[DIRECTIVE]
From the listing below, pull out all lines with "Минстроя" in them.

[DATA SHOWN]
_____
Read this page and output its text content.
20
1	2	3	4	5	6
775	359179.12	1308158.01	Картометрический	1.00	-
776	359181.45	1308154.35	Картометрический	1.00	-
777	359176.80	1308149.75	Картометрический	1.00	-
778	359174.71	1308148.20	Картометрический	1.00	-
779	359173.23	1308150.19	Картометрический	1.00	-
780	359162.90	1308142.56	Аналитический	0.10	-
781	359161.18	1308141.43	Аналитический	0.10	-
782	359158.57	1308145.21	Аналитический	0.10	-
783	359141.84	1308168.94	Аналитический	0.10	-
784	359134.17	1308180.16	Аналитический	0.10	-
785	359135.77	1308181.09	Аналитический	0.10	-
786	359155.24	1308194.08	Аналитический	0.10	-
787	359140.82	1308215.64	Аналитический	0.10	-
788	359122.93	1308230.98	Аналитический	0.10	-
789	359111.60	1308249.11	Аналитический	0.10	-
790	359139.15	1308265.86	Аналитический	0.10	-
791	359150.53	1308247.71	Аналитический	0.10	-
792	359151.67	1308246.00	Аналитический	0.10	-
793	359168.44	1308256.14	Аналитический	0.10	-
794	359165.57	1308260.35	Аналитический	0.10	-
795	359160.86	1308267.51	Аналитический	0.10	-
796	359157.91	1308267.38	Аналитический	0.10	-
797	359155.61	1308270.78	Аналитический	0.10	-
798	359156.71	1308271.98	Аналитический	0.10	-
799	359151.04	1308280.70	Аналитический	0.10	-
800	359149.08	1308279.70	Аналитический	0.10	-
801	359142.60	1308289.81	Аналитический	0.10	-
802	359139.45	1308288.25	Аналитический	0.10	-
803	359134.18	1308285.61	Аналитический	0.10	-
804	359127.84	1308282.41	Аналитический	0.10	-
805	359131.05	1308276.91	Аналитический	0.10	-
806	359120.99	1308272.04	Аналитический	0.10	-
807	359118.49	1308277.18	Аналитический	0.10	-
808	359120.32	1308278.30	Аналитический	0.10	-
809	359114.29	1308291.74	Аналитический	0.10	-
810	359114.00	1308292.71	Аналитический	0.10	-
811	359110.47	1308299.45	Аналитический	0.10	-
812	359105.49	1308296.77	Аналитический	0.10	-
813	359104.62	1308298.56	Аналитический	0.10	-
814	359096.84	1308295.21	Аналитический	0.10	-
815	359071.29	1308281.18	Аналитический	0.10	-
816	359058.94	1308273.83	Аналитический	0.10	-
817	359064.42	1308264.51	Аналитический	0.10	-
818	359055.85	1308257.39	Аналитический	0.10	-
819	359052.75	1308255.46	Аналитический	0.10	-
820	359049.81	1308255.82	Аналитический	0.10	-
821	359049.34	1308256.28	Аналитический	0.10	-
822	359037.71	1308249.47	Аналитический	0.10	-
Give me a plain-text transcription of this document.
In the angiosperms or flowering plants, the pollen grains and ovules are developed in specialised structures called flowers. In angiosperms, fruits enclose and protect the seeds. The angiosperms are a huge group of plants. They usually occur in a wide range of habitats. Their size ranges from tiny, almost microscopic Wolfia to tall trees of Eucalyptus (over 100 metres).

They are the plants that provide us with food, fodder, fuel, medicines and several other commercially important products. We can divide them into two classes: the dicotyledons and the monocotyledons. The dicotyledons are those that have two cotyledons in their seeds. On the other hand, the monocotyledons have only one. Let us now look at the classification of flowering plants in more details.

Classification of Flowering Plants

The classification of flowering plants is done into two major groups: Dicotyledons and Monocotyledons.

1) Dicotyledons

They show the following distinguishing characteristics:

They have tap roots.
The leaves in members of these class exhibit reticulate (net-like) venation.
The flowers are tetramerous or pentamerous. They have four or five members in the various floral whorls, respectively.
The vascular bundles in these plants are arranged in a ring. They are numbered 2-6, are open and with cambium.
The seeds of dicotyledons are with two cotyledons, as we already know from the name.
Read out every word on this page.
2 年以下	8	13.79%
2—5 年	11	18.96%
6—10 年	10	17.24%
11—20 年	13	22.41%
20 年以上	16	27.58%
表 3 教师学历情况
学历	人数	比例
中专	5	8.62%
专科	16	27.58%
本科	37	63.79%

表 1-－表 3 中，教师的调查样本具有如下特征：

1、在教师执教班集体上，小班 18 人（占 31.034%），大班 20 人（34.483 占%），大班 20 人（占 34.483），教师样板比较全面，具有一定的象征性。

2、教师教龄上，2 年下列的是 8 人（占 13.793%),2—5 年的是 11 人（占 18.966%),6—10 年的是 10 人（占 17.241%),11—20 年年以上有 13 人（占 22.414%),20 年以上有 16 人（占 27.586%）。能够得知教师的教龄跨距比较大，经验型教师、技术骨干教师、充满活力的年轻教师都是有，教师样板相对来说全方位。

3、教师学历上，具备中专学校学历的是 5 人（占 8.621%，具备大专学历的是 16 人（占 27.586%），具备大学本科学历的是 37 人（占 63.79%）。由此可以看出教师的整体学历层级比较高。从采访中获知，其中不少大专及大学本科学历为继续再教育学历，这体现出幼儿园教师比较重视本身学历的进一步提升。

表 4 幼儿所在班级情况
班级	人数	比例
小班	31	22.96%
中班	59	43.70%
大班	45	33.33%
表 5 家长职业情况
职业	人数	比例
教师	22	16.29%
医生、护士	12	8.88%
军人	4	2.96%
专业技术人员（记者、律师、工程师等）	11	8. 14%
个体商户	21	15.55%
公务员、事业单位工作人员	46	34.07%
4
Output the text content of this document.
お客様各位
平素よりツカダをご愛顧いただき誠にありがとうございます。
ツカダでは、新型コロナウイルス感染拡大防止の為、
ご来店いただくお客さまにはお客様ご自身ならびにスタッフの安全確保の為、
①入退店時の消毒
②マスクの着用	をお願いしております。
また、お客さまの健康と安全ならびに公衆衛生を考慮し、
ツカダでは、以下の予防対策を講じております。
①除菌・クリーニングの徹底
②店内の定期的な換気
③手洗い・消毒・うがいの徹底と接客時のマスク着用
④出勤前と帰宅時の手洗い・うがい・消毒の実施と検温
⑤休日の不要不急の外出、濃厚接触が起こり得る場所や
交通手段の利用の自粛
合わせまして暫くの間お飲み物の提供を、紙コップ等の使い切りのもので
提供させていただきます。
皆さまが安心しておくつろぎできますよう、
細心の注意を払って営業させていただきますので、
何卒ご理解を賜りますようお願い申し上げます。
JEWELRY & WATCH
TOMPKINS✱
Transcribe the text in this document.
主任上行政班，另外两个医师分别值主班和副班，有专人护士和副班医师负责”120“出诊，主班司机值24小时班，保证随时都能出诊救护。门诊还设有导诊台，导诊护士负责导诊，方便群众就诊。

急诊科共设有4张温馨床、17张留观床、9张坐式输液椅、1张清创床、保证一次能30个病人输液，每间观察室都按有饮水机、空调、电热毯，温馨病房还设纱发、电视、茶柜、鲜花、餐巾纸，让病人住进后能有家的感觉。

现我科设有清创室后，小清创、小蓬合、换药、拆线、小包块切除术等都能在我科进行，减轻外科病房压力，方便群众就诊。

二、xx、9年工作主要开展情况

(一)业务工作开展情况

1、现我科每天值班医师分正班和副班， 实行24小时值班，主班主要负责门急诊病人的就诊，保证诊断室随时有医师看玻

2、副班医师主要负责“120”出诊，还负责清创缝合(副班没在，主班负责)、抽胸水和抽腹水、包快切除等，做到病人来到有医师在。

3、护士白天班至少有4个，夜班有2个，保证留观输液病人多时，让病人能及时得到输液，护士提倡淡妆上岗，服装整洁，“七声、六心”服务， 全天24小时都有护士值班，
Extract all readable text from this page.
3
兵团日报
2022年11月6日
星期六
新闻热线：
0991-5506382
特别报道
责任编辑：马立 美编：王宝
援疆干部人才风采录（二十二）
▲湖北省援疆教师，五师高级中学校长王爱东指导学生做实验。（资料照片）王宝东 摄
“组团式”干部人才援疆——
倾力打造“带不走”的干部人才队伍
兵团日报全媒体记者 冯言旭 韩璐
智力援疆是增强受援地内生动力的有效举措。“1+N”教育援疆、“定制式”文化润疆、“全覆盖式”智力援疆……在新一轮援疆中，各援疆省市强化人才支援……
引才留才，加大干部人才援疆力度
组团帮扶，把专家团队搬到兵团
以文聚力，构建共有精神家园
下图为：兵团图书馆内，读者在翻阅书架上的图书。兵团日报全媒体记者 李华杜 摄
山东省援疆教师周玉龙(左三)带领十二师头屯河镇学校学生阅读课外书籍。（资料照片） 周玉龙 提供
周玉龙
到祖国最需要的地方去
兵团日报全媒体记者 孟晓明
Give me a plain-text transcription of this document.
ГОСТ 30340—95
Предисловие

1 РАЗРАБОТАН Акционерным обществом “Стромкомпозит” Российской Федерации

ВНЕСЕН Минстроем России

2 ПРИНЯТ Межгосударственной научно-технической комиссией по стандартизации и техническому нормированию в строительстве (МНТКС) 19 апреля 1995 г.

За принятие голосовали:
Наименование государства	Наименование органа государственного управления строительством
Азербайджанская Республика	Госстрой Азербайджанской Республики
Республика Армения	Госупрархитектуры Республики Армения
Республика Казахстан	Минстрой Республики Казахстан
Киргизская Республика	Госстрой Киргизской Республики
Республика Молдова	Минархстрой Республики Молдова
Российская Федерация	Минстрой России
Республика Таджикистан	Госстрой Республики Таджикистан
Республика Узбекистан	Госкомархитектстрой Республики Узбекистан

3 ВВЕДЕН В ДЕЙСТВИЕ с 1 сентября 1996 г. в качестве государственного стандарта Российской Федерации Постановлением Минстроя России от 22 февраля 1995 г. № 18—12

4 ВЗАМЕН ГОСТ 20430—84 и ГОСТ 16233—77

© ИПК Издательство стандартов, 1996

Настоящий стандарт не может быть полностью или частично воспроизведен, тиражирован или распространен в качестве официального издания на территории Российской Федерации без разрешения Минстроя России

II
_____
[WRITTEN REPLY]
3 ВВЕДЕН В ДЕЙСТВИЕ с 1 сентября 1996 г. в качестве государственного стандарта Российской Федерации Постановлением Минстроя России от 22 февраля 1995 г. № 18—12
Настоящий стандарт не может быть полностью или частично воспроизведен, тиражирован или распространен в качестве официального издания на территории Российской Федерации без разрешения Минстроя России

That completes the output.